Written instruction A: Translate into Spanish this sentence from the passage on Genshin Impact: "The puzzles of the landscape are more nuanced and interconnected."

By Inazuma, the Japanese-inspired third region released in July of 2021, it’s clear that the designers have come into their own and will likely continue to improve. The shifts in the environmental tone are more pronounced, and areas even within a region feel more distinct and engaging. Mondstadt and Liyue are distinct, yet similar, perhaps necessitated by their geographical connection. But separated from them by sea, the string of islands that make up Inazuma are a different beast. A boat mechanic—while still rough around the edges—enables the individual islands to feel more distinguished from each other, and the hints of water-based encounters that we’re given suggest that aquatic terrain design is something Mihoyo wants to continue to explore.
Meanwhile, an increased emphasis on verticality and a refining of the game’s deployment of environmental hazards make exploring far more complex but also far more rewarding. The puzzles of the landscape are more nuanced and interconnected. The scale of certain challenges and side-quests is increased, and their resolution brings with it more far-reaching effects: a cavern opening up; a lake draining of water and revealing a dungeon underneath; the dissipation of a fog of dangerous radiation; an island forming in the sky. Despite the increased difficulty, there remains a wealth of simpler puzzles and accessible chests to keep the hits of dopamine coming. Of course, the joy of exploration persists and newer ways to get around keep things interesting. That’s not to say that every piece of explorative content in Genshin Impact lands, but it’s clear that Mihoyo intends to continue to iterate and improve on a solid formula.
Foes familiar and fantastical
Combat is another avenue in which Genshin provides us with an experience that is simple but satisfying. The player controls a party of four characters that they can switch between. The on-field character fights in real-time, using basic or charged weapon attacks which can be chained together, and weaving in elemental skills and burst abilities while trying to dodge attacks or stagger enemies. Switches between characters are instant—the game introduces a layer of strategy in the way that certain elements work together, and combining multiple skills is an important way to take down harder enemies. While the overworld and story content is quite forgiving, for the late-game Abyss, Boss or Domain farming, understanding team compositions and elemental reactions becomes increasingly important.
The earlier mob designs in Mondstadt and Liyue encompass a quirky variety that slowly diversifies over the course of the continent. Aesthetically the enemies fall into the same hat that games like Zelda and Dragon Quest draw theirs from: fun, rather than menacing. Their kits are generally straightforward too—melee enemies that charge at you or ranged enemies that shoot at you, sometimes incorporating shields or various abilities with radius markings that generally give you a generous amount of reaction time that are easy to handle given the game’s similarly generous invulnerability frames. Adventure ranks give the player the opportunity to scale the level of their world up or down, but even on the highest difficulties, most of both Mondstadt and Liyue is straightforward for even a casual player to make it through.

Written instruction B: Extract every line of the listing below that contains the string "tightening". Case counts.

Data shown:
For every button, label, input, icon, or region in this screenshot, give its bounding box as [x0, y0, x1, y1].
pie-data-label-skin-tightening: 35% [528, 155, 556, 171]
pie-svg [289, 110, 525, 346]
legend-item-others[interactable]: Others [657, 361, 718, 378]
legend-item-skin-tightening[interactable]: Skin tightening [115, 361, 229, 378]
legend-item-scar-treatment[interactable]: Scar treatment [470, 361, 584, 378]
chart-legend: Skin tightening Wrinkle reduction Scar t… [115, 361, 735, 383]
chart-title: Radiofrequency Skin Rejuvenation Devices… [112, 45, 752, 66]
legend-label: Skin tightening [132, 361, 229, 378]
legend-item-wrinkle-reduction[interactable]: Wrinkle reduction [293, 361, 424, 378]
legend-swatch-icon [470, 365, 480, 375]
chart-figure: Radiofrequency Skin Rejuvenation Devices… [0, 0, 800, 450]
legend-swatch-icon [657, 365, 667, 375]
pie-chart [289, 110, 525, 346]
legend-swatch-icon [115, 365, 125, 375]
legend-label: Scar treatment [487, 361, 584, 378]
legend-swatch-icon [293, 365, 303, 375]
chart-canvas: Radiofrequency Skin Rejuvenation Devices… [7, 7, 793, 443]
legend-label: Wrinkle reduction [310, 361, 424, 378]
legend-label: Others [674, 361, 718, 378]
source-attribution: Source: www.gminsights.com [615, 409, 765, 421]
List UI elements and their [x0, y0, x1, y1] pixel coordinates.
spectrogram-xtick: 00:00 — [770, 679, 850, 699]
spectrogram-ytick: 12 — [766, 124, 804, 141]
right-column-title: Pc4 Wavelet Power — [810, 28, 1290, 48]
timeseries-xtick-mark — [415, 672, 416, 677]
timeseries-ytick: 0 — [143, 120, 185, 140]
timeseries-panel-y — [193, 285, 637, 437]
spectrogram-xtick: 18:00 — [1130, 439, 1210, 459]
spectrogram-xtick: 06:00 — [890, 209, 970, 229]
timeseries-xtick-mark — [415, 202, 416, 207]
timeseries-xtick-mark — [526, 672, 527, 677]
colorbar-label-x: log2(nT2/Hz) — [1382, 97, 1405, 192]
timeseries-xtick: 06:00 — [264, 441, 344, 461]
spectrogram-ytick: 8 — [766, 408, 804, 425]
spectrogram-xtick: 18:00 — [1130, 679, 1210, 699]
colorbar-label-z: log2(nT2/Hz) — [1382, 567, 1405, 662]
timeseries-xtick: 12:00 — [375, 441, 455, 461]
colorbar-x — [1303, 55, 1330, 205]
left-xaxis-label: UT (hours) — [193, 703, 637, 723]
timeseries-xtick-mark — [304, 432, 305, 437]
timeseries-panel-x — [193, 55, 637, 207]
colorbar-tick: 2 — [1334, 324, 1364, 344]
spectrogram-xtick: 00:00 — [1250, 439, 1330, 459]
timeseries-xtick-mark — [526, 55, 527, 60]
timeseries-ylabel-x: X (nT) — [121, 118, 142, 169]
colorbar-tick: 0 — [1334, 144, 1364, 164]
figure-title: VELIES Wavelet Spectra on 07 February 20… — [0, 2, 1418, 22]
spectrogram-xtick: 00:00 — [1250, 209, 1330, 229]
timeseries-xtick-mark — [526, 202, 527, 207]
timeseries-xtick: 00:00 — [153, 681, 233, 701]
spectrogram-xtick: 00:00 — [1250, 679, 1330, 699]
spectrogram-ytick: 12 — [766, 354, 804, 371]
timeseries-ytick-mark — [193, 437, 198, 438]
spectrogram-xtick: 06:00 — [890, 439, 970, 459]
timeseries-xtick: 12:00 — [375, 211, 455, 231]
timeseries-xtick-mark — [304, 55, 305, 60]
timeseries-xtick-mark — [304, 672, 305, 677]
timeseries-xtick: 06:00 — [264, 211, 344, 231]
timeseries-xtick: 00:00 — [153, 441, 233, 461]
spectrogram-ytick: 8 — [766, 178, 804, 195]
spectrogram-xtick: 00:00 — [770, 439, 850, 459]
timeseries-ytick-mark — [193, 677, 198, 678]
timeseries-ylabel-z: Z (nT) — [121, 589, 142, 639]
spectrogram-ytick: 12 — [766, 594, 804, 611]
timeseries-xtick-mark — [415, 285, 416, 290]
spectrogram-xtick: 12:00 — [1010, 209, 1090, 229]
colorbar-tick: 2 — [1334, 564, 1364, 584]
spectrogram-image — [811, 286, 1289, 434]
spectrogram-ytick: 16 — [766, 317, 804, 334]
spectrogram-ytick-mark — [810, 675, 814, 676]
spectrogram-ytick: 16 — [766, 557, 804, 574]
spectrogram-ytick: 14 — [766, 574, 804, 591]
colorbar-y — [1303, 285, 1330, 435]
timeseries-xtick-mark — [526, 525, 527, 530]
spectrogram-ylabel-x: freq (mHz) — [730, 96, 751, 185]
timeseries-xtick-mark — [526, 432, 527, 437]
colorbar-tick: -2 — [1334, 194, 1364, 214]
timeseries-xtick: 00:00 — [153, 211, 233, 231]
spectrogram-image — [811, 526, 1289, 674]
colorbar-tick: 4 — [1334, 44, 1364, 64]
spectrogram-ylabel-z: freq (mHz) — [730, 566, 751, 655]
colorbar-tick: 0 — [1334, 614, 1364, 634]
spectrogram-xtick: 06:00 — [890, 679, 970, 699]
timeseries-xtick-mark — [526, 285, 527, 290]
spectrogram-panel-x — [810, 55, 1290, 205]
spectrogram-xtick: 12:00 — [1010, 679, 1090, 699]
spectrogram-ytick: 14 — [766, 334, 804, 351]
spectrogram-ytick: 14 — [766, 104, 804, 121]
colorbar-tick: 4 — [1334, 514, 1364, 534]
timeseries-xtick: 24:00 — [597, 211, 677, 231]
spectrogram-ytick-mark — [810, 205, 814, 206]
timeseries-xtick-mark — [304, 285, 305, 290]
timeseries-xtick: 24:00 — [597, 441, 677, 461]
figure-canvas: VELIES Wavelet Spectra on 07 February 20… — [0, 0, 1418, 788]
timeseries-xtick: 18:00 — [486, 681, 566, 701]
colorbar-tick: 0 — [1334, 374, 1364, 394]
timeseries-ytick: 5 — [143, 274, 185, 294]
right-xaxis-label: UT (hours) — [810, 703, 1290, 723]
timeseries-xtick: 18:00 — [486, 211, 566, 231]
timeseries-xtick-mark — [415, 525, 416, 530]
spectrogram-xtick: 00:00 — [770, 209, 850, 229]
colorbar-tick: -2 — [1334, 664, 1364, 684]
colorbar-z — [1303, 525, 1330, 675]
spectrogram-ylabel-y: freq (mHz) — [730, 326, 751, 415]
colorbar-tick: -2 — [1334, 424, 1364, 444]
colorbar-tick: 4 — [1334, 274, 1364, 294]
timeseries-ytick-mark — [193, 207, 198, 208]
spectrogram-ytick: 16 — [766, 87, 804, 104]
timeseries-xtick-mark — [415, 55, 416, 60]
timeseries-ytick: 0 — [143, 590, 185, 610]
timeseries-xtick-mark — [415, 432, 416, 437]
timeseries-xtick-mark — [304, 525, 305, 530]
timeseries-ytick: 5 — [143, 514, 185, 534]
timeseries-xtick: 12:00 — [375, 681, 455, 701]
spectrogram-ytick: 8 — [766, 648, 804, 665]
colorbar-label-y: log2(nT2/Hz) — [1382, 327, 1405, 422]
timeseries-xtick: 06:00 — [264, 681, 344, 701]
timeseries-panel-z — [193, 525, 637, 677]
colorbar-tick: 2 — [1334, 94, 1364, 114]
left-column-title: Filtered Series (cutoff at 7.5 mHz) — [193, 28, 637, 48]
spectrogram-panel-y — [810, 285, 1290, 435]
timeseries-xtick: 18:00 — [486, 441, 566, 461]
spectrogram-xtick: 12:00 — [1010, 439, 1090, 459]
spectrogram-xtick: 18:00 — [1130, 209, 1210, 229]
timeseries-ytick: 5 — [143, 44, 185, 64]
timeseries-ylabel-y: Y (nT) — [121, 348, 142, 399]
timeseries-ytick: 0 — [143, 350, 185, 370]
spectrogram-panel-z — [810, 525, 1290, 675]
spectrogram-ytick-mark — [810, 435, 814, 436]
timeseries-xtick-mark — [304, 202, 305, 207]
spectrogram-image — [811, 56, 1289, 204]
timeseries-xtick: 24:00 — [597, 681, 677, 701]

Complete answer A: Los rompecabezas del paisaje son más matizados e interconectados.

Complete answer B:
pie-data-label-skin-tightening: 35% [528, 155, 556, 171]
legend-item-skin-tightening[interactable]: Skin tightening [115, 361, 229, 378]
chart-legend: Skin tightening Wrinkle reduction Scar t… [115, 361, 735, 383]
legend-label: Skin tightening [132, 361, 229, 378]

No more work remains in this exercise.